> _Document text_:
Thanks to all for the suggestions, will look at  the details later.  I
don't have time to build LFS, let alone a desktop, on this machine at
the moment (it's an atom, with only 1GB, so *slow*, and I want to use
it on my hols next week - hopefully with wifi). So, I'll want the
ability to use wifi when I'm away.

I also had a reply off-list suggesting that turning off the wifi in
n-m would do the job - thought I'd tried that already, but possibly I
lost it during a reboot after hibernate trashed the screen - and to
remove the networks from within n-m using 'Edit Connections' - for the
moment, it is behaving itself.

Thanks again.

ĸen

On 07/06/2011, Dominic Ringuet <[email protected]> wrote:
> On Mon, Jun 6, 2011 at 9:12 PM, Ken Moffat <[email protected]> wrote:
>
>>  Technically, this is somewhat OT because I've got ubuntu installed
>> on my new netbook at the moment, but since google doesn't have any
>> answers, I'll try asking here...

> _Problem set_:
(1) Please copy the records word for word, starting at the first line of the records and ending at the line containing "y-tick-label: 1000: [75, 299, 105, 315]".
(2) Write a continuation of the email about the netbook's wifi, picking up after its last line.
The records that come next are unrelated to the email about the netbook's wifi.

> _Items_:
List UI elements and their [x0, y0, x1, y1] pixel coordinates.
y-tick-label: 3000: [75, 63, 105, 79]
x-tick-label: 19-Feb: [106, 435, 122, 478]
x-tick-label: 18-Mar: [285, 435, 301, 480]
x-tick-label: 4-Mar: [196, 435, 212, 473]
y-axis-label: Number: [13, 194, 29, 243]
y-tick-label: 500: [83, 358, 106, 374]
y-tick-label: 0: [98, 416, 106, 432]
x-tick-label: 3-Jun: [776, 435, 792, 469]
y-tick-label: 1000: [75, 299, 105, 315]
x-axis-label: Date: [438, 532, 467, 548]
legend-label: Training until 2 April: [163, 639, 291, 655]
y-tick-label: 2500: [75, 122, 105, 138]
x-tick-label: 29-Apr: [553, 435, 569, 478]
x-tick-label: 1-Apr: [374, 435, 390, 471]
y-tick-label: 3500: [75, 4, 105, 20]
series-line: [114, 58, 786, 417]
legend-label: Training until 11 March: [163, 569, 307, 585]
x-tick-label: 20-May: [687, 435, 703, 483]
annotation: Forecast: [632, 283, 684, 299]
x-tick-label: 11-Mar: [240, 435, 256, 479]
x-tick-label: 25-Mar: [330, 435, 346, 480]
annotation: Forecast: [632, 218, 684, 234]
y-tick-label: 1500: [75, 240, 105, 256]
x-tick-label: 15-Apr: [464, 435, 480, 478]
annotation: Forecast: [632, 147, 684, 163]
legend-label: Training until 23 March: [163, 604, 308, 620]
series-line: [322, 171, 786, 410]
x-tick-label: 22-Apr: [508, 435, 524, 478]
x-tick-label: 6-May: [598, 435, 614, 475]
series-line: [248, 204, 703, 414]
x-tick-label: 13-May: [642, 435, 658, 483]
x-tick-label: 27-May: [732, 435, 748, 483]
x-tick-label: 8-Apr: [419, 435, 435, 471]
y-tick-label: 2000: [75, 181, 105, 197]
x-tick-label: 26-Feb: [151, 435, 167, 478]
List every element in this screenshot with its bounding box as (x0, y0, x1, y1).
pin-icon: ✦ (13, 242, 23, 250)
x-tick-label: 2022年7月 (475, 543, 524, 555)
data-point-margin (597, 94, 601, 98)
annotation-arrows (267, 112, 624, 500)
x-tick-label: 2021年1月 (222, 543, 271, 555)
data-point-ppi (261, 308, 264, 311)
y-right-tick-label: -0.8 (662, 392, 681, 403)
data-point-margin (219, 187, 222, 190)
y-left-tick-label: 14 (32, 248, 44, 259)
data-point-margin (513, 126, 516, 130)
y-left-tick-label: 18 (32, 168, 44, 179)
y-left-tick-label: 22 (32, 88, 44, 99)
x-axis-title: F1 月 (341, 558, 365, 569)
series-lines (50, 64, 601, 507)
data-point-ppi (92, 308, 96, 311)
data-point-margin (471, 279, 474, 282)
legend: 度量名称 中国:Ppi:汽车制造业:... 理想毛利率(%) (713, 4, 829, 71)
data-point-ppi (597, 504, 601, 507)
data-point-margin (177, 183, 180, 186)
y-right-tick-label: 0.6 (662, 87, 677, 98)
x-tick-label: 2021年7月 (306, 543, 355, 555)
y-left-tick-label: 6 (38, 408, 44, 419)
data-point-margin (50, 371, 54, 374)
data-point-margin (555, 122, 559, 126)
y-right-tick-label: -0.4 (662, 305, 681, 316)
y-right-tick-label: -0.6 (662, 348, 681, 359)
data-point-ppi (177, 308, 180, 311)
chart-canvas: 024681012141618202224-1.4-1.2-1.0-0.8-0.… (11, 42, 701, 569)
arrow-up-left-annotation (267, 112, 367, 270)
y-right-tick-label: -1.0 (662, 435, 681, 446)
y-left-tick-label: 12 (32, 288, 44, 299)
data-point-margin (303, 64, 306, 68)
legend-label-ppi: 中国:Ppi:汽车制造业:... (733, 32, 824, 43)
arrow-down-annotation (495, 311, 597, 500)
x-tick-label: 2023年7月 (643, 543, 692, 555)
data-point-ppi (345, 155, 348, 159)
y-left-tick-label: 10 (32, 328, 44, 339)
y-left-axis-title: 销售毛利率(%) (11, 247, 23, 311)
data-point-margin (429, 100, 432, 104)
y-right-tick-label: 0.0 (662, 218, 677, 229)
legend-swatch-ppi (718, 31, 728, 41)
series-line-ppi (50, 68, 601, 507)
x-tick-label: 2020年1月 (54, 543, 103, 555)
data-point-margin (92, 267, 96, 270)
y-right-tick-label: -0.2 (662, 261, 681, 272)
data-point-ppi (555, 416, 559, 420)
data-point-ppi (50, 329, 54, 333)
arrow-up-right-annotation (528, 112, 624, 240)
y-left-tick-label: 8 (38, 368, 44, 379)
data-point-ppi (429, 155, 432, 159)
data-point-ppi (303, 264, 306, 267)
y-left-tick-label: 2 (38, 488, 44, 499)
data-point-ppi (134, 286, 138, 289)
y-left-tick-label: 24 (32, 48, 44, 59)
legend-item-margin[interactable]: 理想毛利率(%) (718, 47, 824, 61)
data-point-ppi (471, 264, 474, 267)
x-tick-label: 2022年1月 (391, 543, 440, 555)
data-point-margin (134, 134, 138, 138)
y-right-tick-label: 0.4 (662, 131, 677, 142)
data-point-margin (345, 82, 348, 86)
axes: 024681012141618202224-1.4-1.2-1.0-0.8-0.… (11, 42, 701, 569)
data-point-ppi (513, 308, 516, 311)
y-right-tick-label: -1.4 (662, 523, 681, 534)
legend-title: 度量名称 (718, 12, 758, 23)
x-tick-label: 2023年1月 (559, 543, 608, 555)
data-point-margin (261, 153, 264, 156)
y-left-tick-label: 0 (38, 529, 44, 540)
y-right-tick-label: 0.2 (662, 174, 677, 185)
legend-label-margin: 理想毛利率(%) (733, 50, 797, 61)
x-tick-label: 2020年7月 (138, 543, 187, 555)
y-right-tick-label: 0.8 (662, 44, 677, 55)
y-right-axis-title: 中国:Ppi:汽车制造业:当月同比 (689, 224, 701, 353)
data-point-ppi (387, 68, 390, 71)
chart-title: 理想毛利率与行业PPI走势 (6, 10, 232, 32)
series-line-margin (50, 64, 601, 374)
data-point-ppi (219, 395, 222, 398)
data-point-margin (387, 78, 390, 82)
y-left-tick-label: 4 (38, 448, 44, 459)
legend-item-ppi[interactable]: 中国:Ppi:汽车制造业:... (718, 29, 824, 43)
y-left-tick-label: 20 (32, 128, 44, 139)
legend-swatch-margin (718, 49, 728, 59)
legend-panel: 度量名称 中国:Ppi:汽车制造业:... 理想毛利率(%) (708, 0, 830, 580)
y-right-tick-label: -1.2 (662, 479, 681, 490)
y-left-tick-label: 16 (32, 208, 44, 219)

> _Expected results_:
(1)
List UI elements and their [x0, y0, x1, y1] pixel coordinates.
y-tick-label: 3000: [75, 63, 105, 79]
x-tick-label: 19-Feb: [106, 435, 122, 478]
x-tick-label: 18-Mar: [285, 435, 301, 480]
x-tick-label: 4-Mar: [196, 435, 212, 473]
y-axis-label: Number: [13, 194, 29, 243]
y-tick-label: 500: [83, 358, 106, 374]
y-tick-label: 0: [98, 416, 106, 432]
x-tick-label: 3-Jun: [776, 435, 792, 469]
y-tick-label: 1000: [75, 299, 105, 315]

(2)
>>
>>  My netbook has wifi, so I'll need network-manager to use it.  But,
>> I don't have wifi at the moment, just wired ethernet.  Using nutty
>> narwhale, I keep getting dialogs because network-manager is trying
>> to connect to the several wireless networks it can see.  Is there
>> any way to tell it "when I'm at home, do not try to connect to the
>> following networks ..." ?  In theory, wifi is turned off via the
>> function key, but in practice, like the brightness keys, on this
>> machine the key appears to work but in practice doesn't do anything.
>>
>>  The box came with win7 (as unusable as I had imagined, but with a
>> concept of "location" for network, so that I can tell it "at
>> home, use the wired network").
>>
>>  For the moment, I can live with the extra power consumption of the
>> wifi circuits, but the random invitations to enter access keys for
>> networks after I wake it drive me crazy, and when I *do* have my own
>> wifi I won't want to be prompted to connect to one of my neighbours'
>> systems.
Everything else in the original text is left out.